SET PROBLEM.
Skip the pictures and repeat each line of the data exactly.

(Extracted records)
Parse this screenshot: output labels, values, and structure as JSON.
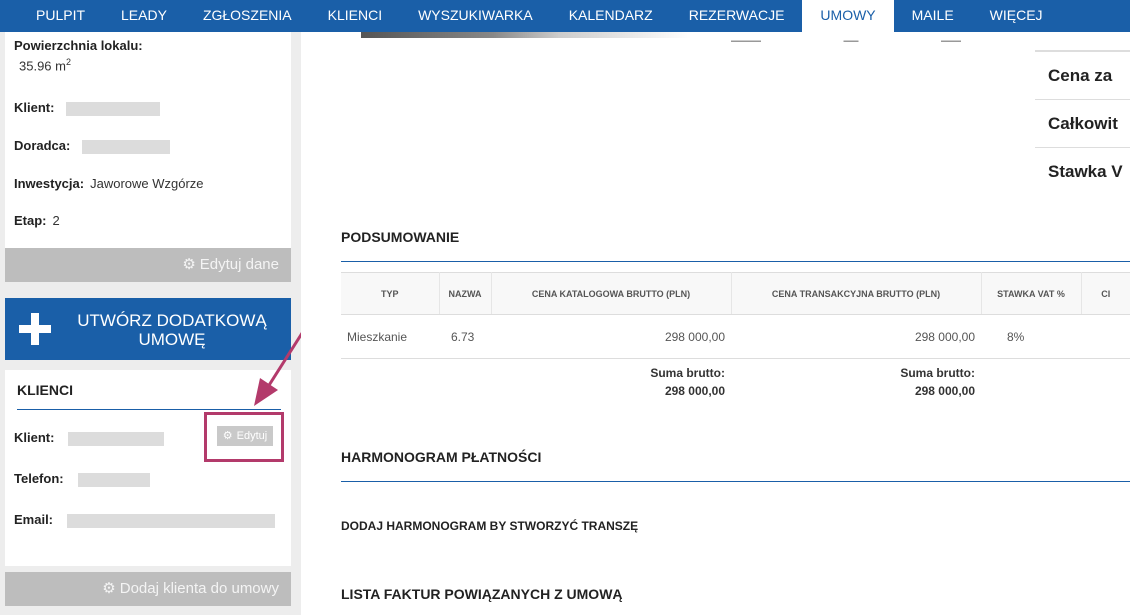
{
  "nav": {
    "items": [
      "PULPIT",
      "LEADY",
      "ZGŁOSZENIA",
      "KLIENCI",
      "WYSZUKIWARKA",
      "KALENDARZ",
      "REZERWACJE",
      "UMOWY",
      "MAILE",
      "WIĘCEJ"
    ],
    "active": "UMOWY"
  },
  "info": {
    "area_label": "Powierzchnia lokalu:",
    "area_value": "35.96 m",
    "area_sup": "2",
    "client_label": "Klient:",
    "advisor_label": "Doradca:",
    "investment_label": "Inwestycja:",
    "investment_value": "Jaworowe Wzgórze",
    "stage_label": "Etap:",
    "stage_value": "2",
    "edit_button": "Edytuj dane"
  },
  "create_contract": {
    "label": "UTWÓRZ DODATKOWĄ UMOWĘ"
  },
  "clients": {
    "title": "KLIENCI",
    "client_label": "Klient:",
    "phone_label": "Telefon:",
    "email_label": "Email:",
    "edit_button": "Edytuj",
    "add_button": "Dodaj klienta do umowy"
  },
  "right_table": {
    "rows": [
      "Cena za",
      "Całkowit",
      "Stawka V"
    ]
  },
  "summary": {
    "title": "PODSUMOWANIE",
    "headers": [
      "TYP",
      "NAZWA",
      "CENA KATALOGOWA BRUTTO (PLN)",
      "CENA TRANSAKCYJNA BRUTTO (PLN)",
      "STAWKA VAT %",
      "CI"
    ],
    "row": {
      "type": "Mieszkanie",
      "name": "6.73",
      "catalog": "298 000,00",
      "transaction": "298 000,00",
      "vat": "8%"
    },
    "sum_label": "Suma brutto:",
    "sum_catalog": "298 000,00",
    "sum_transaction": "298 000,00"
  },
  "schedule": {
    "title": "HARMONOGRAM PŁATNOŚCI",
    "add_text": "DODAJ HARMONOGRAM BY STWORZYĆ TRANSZĘ"
  },
  "invoices": {
    "title": "LISTA FAKTUR POWIĄZANYCH Z UMOWĄ"
  },
  "colors": {
    "brand": "#1a5fa8",
    "highlight": "#b33a6b"
  }
}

RESULT FOR THIS TASK.
Parse this screenshot: output labels, values, and structure as JSON.
{
  "nav": {
    "items": [
      "PULPIT",
      "LEADY",
      "ZGŁOSZENIA",
      "KLIENCI",
      "WYSZUKIWARKA",
      "KALENDARZ",
      "REZERWACJE",
      "UMOWY",
      "MAILE",
      "WIĘCEJ"
    ],
    "active": "UMOWY"
  },
  "info": {
    "area_label": "Powierzchnia lokalu:",
    "area_value": "35.96 m",
    "area_sup": "2",
    "client_label": "Klient:",
    "advisor_label": "Doradca:",
    "investment_label": "Inwestycja:",
    "investment_value": "Jaworowe Wzgórze",
    "stage_label": "Etap:",
    "stage_value": "2",
    "edit_button": "Edytuj dane"
  },
  "create_contract": {
    "label": "UTWÓRZ DODATKOWĄ UMOWĘ"
  },
  "clients": {
    "title": "KLIENCI",
    "client_label": "Klient:",
    "phone_label": "Telefon:",
    "email_label": "Email:",
    "edit_button": "Edytuj",
    "add_button": "Dodaj klienta do umowy"
  },
  "right_table": {
    "rows": [
      "Cena za",
      "Całkowit",
      "Stawka V"
    ]
  },
  "summary": {
    "title": "PODSUMOWANIE",
    "headers": [
      "TYP",
      "NAZWA",
      "CENA KATALOGOWA BRUTTO (PLN)",
      "CENA TRANSAKCYJNA BRUTTO (PLN)",
      "STAWKA VAT %",
      "CI"
    ],
    "row": {
      "type": "Mieszkanie",
      "name": "6.73",
      "catalog": "298 000,00",
      "transaction": "298 000,00",
      "vat": "8%"
    },
    "sum_label": "Suma brutto:",
    "sum_catalog": "298 000,00",
    "sum_transaction": "298 000,00"
  },
  "schedule": {
    "title": "HARMONOGRAM PŁATNOŚCI",
    "add_text": "DODAJ HARMONOGRAM BY STWORZYĆ TRANSZĘ"
  },
  "invoices": {
    "title": "LISTA FAKTUR POWIĄZANYCH Z UMOWĄ"
  },
  "colors": {
    "brand": "#1a5fa8",
    "highlight": "#b33a6b"
  }
}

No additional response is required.